- The exercise
Repeat every line below exactly as it reads.

- Material for the task
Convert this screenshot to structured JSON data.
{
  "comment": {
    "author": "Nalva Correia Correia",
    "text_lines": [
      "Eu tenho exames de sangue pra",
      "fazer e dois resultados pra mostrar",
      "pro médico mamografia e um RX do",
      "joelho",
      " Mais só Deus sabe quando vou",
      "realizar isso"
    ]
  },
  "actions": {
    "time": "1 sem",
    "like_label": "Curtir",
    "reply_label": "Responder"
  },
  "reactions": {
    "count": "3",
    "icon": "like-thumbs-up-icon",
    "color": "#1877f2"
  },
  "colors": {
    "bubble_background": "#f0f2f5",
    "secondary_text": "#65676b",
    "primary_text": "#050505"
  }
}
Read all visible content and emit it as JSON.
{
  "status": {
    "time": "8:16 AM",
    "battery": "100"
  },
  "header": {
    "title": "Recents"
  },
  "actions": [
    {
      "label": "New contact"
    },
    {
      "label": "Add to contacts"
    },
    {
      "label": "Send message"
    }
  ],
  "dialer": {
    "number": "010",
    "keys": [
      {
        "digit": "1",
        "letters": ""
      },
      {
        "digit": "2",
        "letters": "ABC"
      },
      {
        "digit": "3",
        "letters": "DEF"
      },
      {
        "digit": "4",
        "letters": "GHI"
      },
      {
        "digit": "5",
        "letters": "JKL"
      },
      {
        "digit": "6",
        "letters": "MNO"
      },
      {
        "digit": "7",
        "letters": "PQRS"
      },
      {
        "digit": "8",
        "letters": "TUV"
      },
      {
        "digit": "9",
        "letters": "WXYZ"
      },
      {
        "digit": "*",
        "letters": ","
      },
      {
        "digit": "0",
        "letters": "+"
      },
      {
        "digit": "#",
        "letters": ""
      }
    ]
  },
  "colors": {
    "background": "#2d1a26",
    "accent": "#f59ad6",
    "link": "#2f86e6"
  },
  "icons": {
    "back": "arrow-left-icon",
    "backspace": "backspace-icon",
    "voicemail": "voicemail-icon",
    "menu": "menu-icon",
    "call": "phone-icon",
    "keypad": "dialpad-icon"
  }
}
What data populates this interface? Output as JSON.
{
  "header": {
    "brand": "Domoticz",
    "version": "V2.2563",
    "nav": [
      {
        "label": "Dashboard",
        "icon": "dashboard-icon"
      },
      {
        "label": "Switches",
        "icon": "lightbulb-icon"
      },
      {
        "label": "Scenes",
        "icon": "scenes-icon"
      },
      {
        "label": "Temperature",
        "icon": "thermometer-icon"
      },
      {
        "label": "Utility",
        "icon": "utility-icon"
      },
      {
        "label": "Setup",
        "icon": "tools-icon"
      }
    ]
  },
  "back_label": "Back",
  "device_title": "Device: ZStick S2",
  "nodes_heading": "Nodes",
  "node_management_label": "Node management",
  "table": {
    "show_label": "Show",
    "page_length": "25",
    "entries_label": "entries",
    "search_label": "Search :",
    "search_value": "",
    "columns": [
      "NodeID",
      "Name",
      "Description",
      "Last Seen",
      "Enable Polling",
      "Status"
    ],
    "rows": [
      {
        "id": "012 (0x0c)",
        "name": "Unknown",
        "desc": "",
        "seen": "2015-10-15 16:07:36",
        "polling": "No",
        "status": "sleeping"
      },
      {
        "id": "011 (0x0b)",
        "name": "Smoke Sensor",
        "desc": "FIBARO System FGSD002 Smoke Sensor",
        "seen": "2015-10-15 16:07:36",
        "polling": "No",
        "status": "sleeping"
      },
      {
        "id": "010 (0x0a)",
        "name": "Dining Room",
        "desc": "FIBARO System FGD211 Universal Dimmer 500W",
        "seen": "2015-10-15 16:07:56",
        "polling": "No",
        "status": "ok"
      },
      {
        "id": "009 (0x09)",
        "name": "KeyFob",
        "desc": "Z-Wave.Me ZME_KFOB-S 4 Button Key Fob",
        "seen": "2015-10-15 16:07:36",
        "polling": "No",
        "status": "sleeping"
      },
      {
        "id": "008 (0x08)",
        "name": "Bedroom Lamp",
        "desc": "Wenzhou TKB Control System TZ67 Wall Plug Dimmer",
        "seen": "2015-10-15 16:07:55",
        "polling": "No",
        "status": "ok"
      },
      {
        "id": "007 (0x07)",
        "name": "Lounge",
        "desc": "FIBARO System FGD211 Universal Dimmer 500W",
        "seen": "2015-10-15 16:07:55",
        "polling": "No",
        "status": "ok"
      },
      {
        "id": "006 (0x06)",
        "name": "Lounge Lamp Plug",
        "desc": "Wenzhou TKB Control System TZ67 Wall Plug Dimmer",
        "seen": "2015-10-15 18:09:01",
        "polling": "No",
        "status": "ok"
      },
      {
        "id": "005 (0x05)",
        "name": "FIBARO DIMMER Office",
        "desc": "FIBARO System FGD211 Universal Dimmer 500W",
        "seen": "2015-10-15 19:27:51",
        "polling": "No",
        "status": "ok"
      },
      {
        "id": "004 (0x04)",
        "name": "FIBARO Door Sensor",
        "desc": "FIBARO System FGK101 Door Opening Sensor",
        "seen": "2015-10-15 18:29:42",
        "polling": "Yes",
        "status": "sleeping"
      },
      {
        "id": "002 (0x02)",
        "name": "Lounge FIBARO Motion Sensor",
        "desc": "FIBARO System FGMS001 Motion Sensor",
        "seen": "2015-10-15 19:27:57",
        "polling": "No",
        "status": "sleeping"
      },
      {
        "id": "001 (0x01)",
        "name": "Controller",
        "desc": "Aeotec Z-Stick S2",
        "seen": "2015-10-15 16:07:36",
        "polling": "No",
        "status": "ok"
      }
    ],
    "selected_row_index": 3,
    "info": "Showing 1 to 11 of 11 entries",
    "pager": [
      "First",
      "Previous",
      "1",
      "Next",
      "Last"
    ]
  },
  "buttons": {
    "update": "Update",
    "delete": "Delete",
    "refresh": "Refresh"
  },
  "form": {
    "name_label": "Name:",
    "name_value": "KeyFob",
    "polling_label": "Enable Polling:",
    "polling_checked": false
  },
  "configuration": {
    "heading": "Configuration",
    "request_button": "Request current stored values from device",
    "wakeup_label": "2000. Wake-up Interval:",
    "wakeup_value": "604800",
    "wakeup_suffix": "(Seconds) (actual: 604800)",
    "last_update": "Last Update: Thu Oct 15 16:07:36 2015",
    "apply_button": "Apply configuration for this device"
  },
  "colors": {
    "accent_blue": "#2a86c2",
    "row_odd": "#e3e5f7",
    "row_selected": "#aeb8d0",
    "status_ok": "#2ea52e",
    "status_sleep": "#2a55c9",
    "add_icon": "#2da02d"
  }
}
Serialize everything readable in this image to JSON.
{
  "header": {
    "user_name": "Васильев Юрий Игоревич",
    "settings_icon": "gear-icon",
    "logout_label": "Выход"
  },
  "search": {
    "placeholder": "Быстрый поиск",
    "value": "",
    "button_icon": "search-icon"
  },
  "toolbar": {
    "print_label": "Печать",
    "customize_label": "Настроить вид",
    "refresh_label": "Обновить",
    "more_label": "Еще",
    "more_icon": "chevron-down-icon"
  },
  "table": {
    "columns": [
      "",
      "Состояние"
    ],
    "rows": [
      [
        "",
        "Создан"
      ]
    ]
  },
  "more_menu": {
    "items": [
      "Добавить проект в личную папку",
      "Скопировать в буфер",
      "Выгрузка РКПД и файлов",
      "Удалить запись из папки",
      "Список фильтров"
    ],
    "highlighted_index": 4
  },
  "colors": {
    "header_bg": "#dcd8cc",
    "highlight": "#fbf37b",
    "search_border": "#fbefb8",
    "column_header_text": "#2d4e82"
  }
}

- Result of the exercise
Convert this screenshot to structured JSON data.
{
  "comment": {
    "author": "Nalva Correia Correia",
    "text_lines": [
      "Eu tenho exames de sangue pra",
      "fazer e dois resultados pra mostrar",
      "pro médico mamografia e um RX do",
      "joelho",
      " Mais só Deus sabe quando vou",
      "realizar isso"
    ]
  },
  "actions": {
    "time": "1 sem",
    "like_label": "Curtir",
    "reply_label": "Responder"
  },
  "reactions": {
    "count": "3",
    "icon": "like-thumbs-up-icon",
    "color": "#1877f2"
  },
  "colors": {
    "bubble_background": "#f0f2f5",
    "secondary_text": "#65676b",
    "primary_text": "#050505"
  }
}
Read all visible content and emit it as JSON.
{
  "status": {
    "time": "8:16 AM",
    "battery": "100"
  },
  "header": {
    "title": "Recents"
  },
  "actions": [
    {
      "label": "New contact"
    },
    {
      "label": "Add to contacts"
    },
    {
      "label": "Send message"
    }
  ],
  "dialer": {
    "number": "010",
    "keys": [
      {
        "digit": "1",
        "letters": ""
      },
      {
        "digit": "2",
        "letters": "ABC"
      },
      {
        "digit": "3",
        "letters": "DEF"
      },
      {
        "digit": "4",
        "letters": "GHI"
      },
      {
        "digit": "5",
        "letters": "JKL"
      },
      {
        "digit": "6",
        "letters": "MNO"
      },
      {
        "digit": "7",
        "letters": "PQRS"
      },
      {
        "digit": "8",
        "letters": "TUV"
      },
      {
        "digit": "9",
        "letters": "WXYZ"
      },
      {
        "digit": "*",
        "letters": ","
      },
      {
        "digit": "0",
        "letters": "+"
      },
      {
        "digit": "#",
        "letters": ""
      }
    ]
  },
  "colors": {
    "background": "#2d1a26",
    "accent": "#f59ad6",
    "link": "#2f86e6"
  },
  "icons": {
    "back": "arrow-left-icon",
    "backspace": "backspace-icon",
    "voicemail": "voicemail-icon",
    "menu": "menu-icon",
    "call": "phone-icon",
    "keypad": "dialpad-icon"
  }
}
What data populates this interface? Output as JSON.
{
  "header": {
    "brand": "Domoticz",
    "version": "V2.2563",
    "nav": [
      {
        "label": "Dashboard",
        "icon": "dashboard-icon"
      },
      {
        "label": "Switches",
        "icon": "lightbulb-icon"
      },
      {
        "label": "Scenes",
        "icon": "scenes-icon"
      },
      {
        "label": "Temperature",
        "icon": "thermometer-icon"
      },
      {
        "label": "Utility",
        "icon": "utility-icon"
      },
      {
        "label": "Setup",
        "icon": "tools-icon"
      }
    ]
  },
  "back_label": "Back",
  "device_title": "Device: ZStick S2",
  "nodes_heading": "Nodes",
  "node_management_label": "Node management",
  "table": {
    "show_label": "Show",
    "page_length": "25",
    "entries_label": "entries",
    "search_label": "Search :",
    "search_value": "",
    "columns": [
      "NodeID",
      "Name",
      "Description",
      "Last Seen",
      "Enable Polling",
      "Status"
    ],
    "rows": [
      {
        "id": "012 (0x0c)",
        "name": "Unknown",
        "desc": "",
        "seen": "2015-10-15 16:07:36",
        "polling": "No",
        "status": "sleeping"
      },
      {
        "id": "011 (0x0b)",
        "name": "Smoke Sensor",
        "desc": "FIBARO System FGSD002 Smoke Sensor",
        "seen": "2015-10-15 16:07:36",
        "polling": "No",
        "status": "sleeping"
      },
      {
        "id": "010 (0x0a)",
        "name": "Dining Room",
        "desc": "FIBARO System FGD211 Universal Dimmer 500W",
        "seen": "2015-10-15 16:07:56",
        "polling": "No",
        "status": "ok"
      },
      {
        "id": "009 (0x09)",
        "name": "KeyFob",
        "desc": "Z-Wave.Me ZME_KFOB-S 4 Button Key Fob",
        "seen": "2015-10-15 16:07:36",
        "polling": "No",
        "status": "sleeping"
      },
      {
        "id": "008 (0x08)",
        "name": "Bedroom Lamp",
        "desc": "Wenzhou TKB Control System TZ67 Wall Plug Dimmer",
        "seen": "2015-10-15 16:07:55",
        "polling": "No",
        "status": "ok"
      },
      {
        "id": "007 (0x07)",
        "name": "Lounge",
        "desc": "FIBARO System FGD211 Universal Dimmer 500W",
        "seen": "2015-10-15 16:07:55",
        "polling": "No",
        "status": "ok"
      },
      {
        "id": "006 (0x06)",
        "name": "Lounge Lamp Plug",
        "desc": "Wenzhou TKB Control System TZ67 Wall Plug Dimmer",
        "seen": "2015-10-15 18:09:01",
        "polling": "No",
        "status": "ok"
      },
      {
        "id": "005 (0x05)",
        "name": "FIBARO DIMMER Office",
        "desc": "FIBARO System FGD211 Universal Dimmer 500W",
        "seen": "2015-10-15 19:27:51",
        "polling": "No",
        "status": "ok"
      },
      {
        "id": "004 (0x04)",
        "name": "FIBARO Door Sensor",
        "desc": "FIBARO System FGK101 Door Opening Sensor",
        "seen": "2015-10-15 18:29:42",
        "polling": "Yes",
        "status": "sleeping"
      },
      {
        "id": "002 (0x02)",
        "name": "Lounge FIBARO Motion Sensor",
        "desc": "FIBARO System FGMS001 Motion Sensor",
        "seen": "2015-10-15 19:27:57",
        "polling": "No",
        "status": "sleeping"
      },
      {
        "id": "001 (0x01)",
        "name": "Controller",
        "desc": "Aeotec Z-Stick S2",
        "seen": "2015-10-15 16:07:36",
        "polling": "No",
        "status": "ok"
      }
    ],
    "selected_row_index": 3,
    "info": "Showing 1 to 11 of 11 entries",
    "pager": [
      "First",
      "Previous",
      "1",
      "Next",
      "Last"
    ]
  },
  "buttons": {
    "update": "Update",
    "delete": "Delete",
    "refresh": "Refresh"
  },
  "form": {
    "name_label": "Name:",
    "name_value": "KeyFob",
    "polling_label": "Enable Polling:",
    "polling_checked": false
  },
  "configuration": {
    "heading": "Configuration",
    "request_button": "Request current stored values from device",
    "wakeup_label": "2000. Wake-up Interval:",
    "wakeup_value": "604800",
    "wakeup_suffix": "(Seconds) (actual: 604800)",
    "last_update": "Last Update: Thu Oct 15 16:07:36 2015",
    "apply_button": "Apply configuration for this device"
  },
  "colors": {
    "accent_blue": "#2a86c2",
    "row_odd": "#e3e5f7",
    "row_selected": "#aeb8d0",
    "status_ok": "#2ea52e",
    "status_sleep": "#2a55c9",
    "add_icon": "#2da02d"
  }
}
Serialize everything readable in this image to JSON.
{
  "header": {
    "user_name": "Васильев Юрий Игоревич",
    "settings_icon": "gear-icon",
    "logout_label": "Выход"
  },
  "search": {
    "placeholder": "Быстрый поиск",
    "value": "",
    "button_icon": "search-icon"
  },
  "toolbar": {
    "print_label": "Печать",
    "customize_label": "Настроить вид",
    "refresh_label": "Обновить",
    "more_label": "Еще",
    "more_icon": "chevron-down-icon"
  },
  "table": {
    "columns": [
      "",
      "Состояние"
    ],
    "rows": [
      [
        "",
        "Создан"
      ]
    ]
  },
  "more_menu": {
    "items": [
      "Добавить проект в личную папку",
      "Скопировать в буфер",
      "Выгрузка РКПД и файлов",
      "Удалить запись из папки",
      "Список фильтров"
    ],
    "highlighted_index": 4
  },
  "colors": {
    "header_bg": "#dcd8cc",
    "highlight": "#fbf37b",
    "search_border": "#fbefb8",
    "column_header_text": "#2d4e82"
  }
}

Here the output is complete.